» **Objective**
Within the records that follow, find every line containing the string "Ответ". Copy those lines.

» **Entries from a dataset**
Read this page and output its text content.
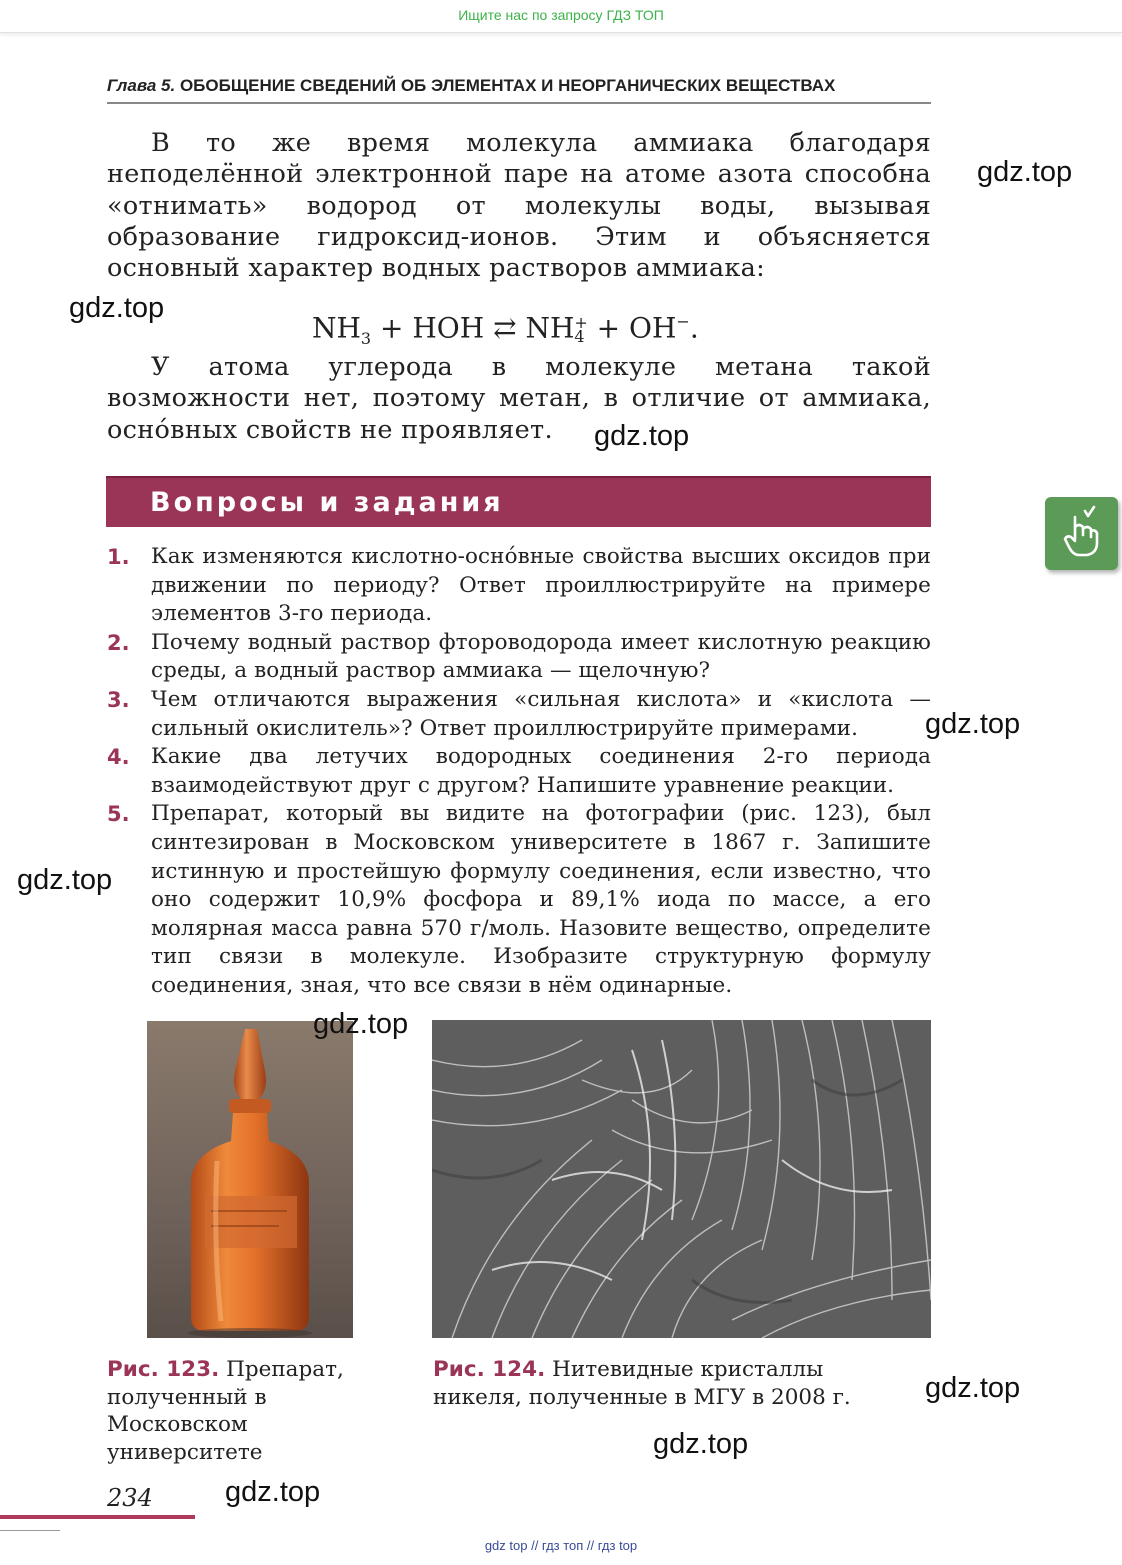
Ищите нас по запросу ГДЗ ТОП
Глава 5. ОБОБЩЕНИЕ СВЕДЕНИЙ ОБ ЭЛЕМЕНТАХ И НЕОРГАНИЧЕСКИХ ВЕЩЕСТВАХ
В то же время молекула аммиака благодаря неподелённой электронной паре на атоме азота способна «отнимать» водород от молекулы воды, вызывая образование гидроксид-ионов. Этим и объясняется основный характер водных растворов аммиака:
$NH_3$ + HOH ⇄ NH +
4 + OH−.
У атома углерода в молекуле метана такой возможности нет, поэтому метан, в отличие от аммиака, оснóвных свойств не проявляет.
Вопросы и задания
1. Как изменяются кислотно-оснóвные свойства высших оксидов при движении по периоду? Ответ проиллюстрируйте на примере элементов 3-го периода.
2. Почему водный раствор фтороводорода имеет кислотную реакцию среды, а водный раствор аммиака — щелочную?
3. Чем отличаются выражения «сильная кислота» и «кислота — сильный окислитель»? Ответ проиллюстрируйте примерами.
4. Какие два летучих водородных соединения 2-го периода взаимодействуют друг с другом? Напишите уравнение реакции.
5. Препарат, который вы видите на фотографии (рис. 123), был синтезирован в Московском университете в 1867 г. Запишите истинную и простейшую формулу соединения, если известно, что оно содержит 10,9% фосфора и 89,1% иода по массе, а его молярная масса равна 570 г/моль. Назовите вещество, определите тип связи в молекуле. Изобразите структурную формулу соединения, зная, что все связи в нём одинарные.
Рис. 123. Препарат, полученный в Московском университете
Рис. 124. Нитевидные кристаллы никеля, полученные в МГУ в 2008 г.
234
gdz top // гдз топ // гдз top
gdz.top
gdz.top
gdz.top
gdz.top
gdz.top
gdz.top
gdz.top
gdz.top
gdz.top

» **Written answer**
1. Как изменяются кислотно-оснóвные свойства высших оксидов при движении по периоду? Ответ проиллюстрируйте на примере элементов 3-го периода.
3. Чем отличаются выражения «сильная кислота» и «кислота — сильный окислитель»? Ответ проиллюстрируйте примерами.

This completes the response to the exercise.